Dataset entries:
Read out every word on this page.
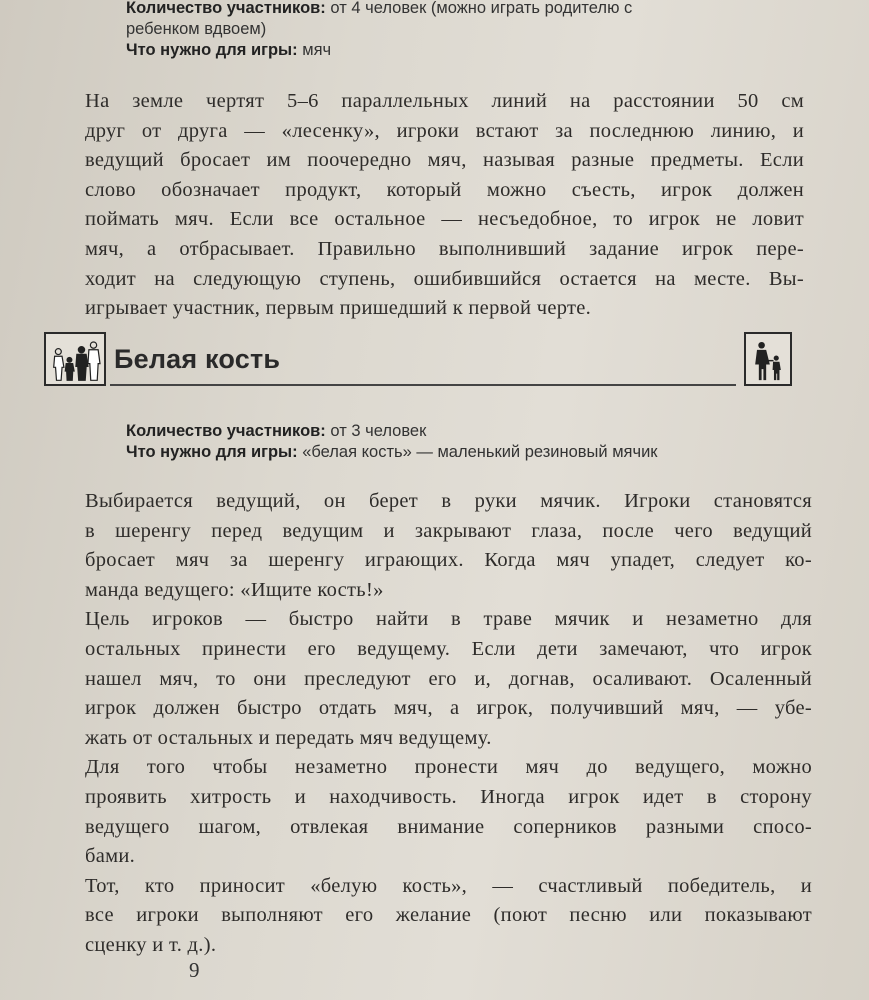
Количество участников: от 4 человек (можно играть родителю с
ребенком вдвоем)
Что нужно для игры: мяч

На земле чертят 5–6 параллельных линий на расстоянии 50 см
друг от друга — «лесенку», игроки встают за последнюю линию, и
ведущий бросает им поочередно мяч, называя разные предметы. Если
слово обозначает продукт, который можно съесть, игрок должен
поймать мяч. Если все остальное — несъедобное, то игрок не ловит
мяч, а отбрасывает. Правильно выполнивший задание игрок пере-
ходит на следующую ступень, ошибившийся остается на месте. Вы-
игрывает участник, первым пришедший к первой черте.

Белая кость
Количество участников: от 3 человек
Что нужно для игры: «белая кость» — маленький резиновый мячик

Выбирается ведущий, он берет в руки мячик. Игроки становятся
в шеренгу перед ведущим и закрывают глаза, после чего ведущий
бросает мяч за шеренгу играющих. Когда мяч упадет, следует ко-
манда ведущего: «Ищите кость!»

Цель игроков — быстро найти в траве мячик и незаметно для
остальных принести его ведущему. Если дети замечают, что игрок
нашел мяч, то они преследуют его и, догнав, осаливают. Осаленный
игрок должен быстро отдать мяч, а игрок, получивший мяч, — убе-
жать от остальных и передать мяч ведущему.

Для того чтобы незаметно пронести мяч до ведущего, можно
проявить хитрость и находчивость. Иногда игрок идет в сторону
ведущего шагом, отвлекая внимание соперников разными спосо-
бами.

Тот, кто приносит «белую кость», — счастливый победитель, и
все игроки выполняют его желание (поют песню или показывают
сценку и т. д.).

9
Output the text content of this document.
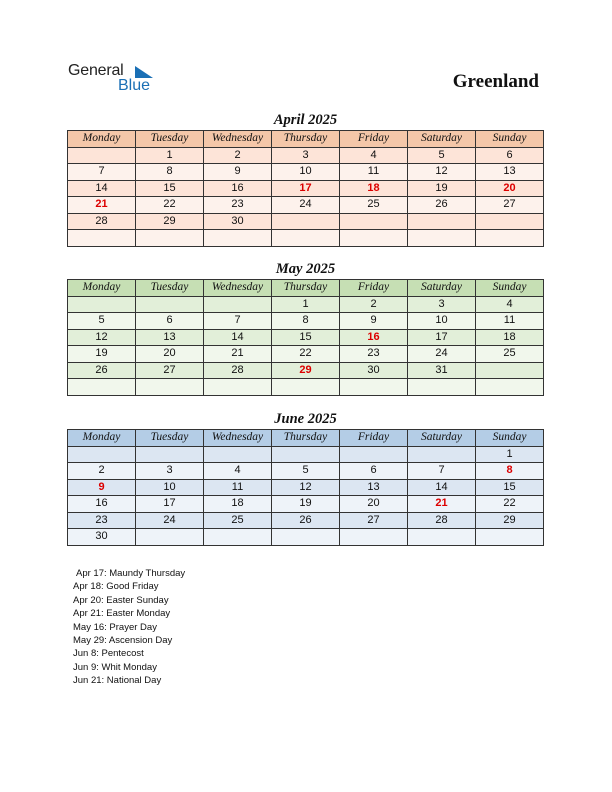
General
Blue	Greenland
April 2025
Monday	Tuesday	Wednesday	Thursday	Friday	Saturday	Sunday
	1	2	3	4	5	6
7	8	9	10	11	12	13
14	15	16	17	18	19	20
21	22	23	24	25	26	27
28	29	30				

May 2025
Monday	Tuesday	Wednesday	Thursday	Friday	Saturday	Sunday
			1	2	3	4
5	6	7	8	9	10	11
12	13	14	15	16	17	18
19	20	21	22	23	24	25
26	27	28	29	30	31	

June 2025
Monday	Tuesday	Wednesday	Thursday	Friday	Saturday	Sunday
						1
2	3	4	5	6	7	8
9	10	11	12	13	14	15
16	17	18	19	20	21	22
23	24	25	26	27	28	29
30						
Apr 17: Maundy Thursday
Apr 18: Good Friday
Apr 20: Easter Sunday
Apr 21: Easter Monday
May 16: Prayer Day
May 29: Ascension Day
Jun 8: Pentecost
Jun 9: Whit Monday
Jun 21: National Day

**EXERCISE OBJECTIVE:** Set down every entry word for word, but omit the pictures.

**FINAL RESULT:**
Read out every word on this page.
Количество участников: от 4 человек (можно играть родителю с
ребенком вдвоем)
Что нужно для игры: мяч

На земле чертят 5–6 параллельных линий на расстоянии 50 см
друг от друга — «лесенку», игроки встают за последнюю линию, и
ведущий бросает им поочередно мяч, называя разные предметы. Если
слово обозначает продукт, который можно съесть, игрок должен
поймать мяч. Если все остальное — несъедобное, то игрок не ловит
мяч, а отбрасывает. Правильно выполнивший задание игрок пере-
ходит на следующую ступень, ошибившийся остается на месте. Вы-
игрывает участник, первым пришедший к первой черте.

Белая кость
Количество участников: от 3 человек
Что нужно для игры: «белая кость» — маленький резиновый мячик

Выбирается ведущий, он берет в руки мячик. Игроки становятся
в шеренгу перед ведущим и закрывают глаза, после чего ведущий
бросает мяч за шеренгу играющих. Когда мяч упадет, следует ко-
манда ведущего: «Ищите кость!»

Цель игроков — быстро найти в траве мячик и незаметно для
остальных принести его ведущему. Если дети замечают, что игрок
нашел мяч, то они преследуют его и, догнав, осаливают. Осаленный
игрок должен быстро отдать мяч, а игрок, получивший мяч, — убе-
жать от остальных и передать мяч ведущему.

Для того чтобы незаметно пронести мяч до ведущего, можно
проявить хитрость и находчивость. Иногда игрок идет в сторону
ведущего шагом, отвлекая внимание соперников разными спосо-
бами.

Тот, кто приносит «белую кость», — счастливый победитель, и
все игроки выполняют его желание (поют песню или показывают
сценку и т. д.).

9
Output the text content of this document.
General
Blue	Greenland
April 2025
Monday	Tuesday	Wednesday	Thursday	Friday	Saturday	Sunday
	1	2	3	4	5	6
7	8	9	10	11	12	13
14	15	16	17	18	19	20
21	22	23	24	25	26	27
28	29	30				

May 2025
Monday	Tuesday	Wednesday	Thursday	Friday	Saturday	Sunday
			1	2	3	4
5	6	7	8	9	10	11
12	13	14	15	16	17	18
19	20	21	22	23	24	25
26	27	28	29	30	31	

June 2025
Monday	Tuesday	Wednesday	Thursday	Friday	Saturday	Sunday
						1
2	3	4	5	6	7	8
9	10	11	12	13	14	15
16	17	18	19	20	21	22
23	24	25	26	27	28	29
30						
Apr 17: Maundy Thursday
Apr 18: Good Friday
Apr 20: Easter Sunday
Apr 21: Easter Monday
May 16: Prayer Day
May 29: Ascension Day
Jun 8: Pentecost
Jun 9: Whit Monday
Jun 21: National Day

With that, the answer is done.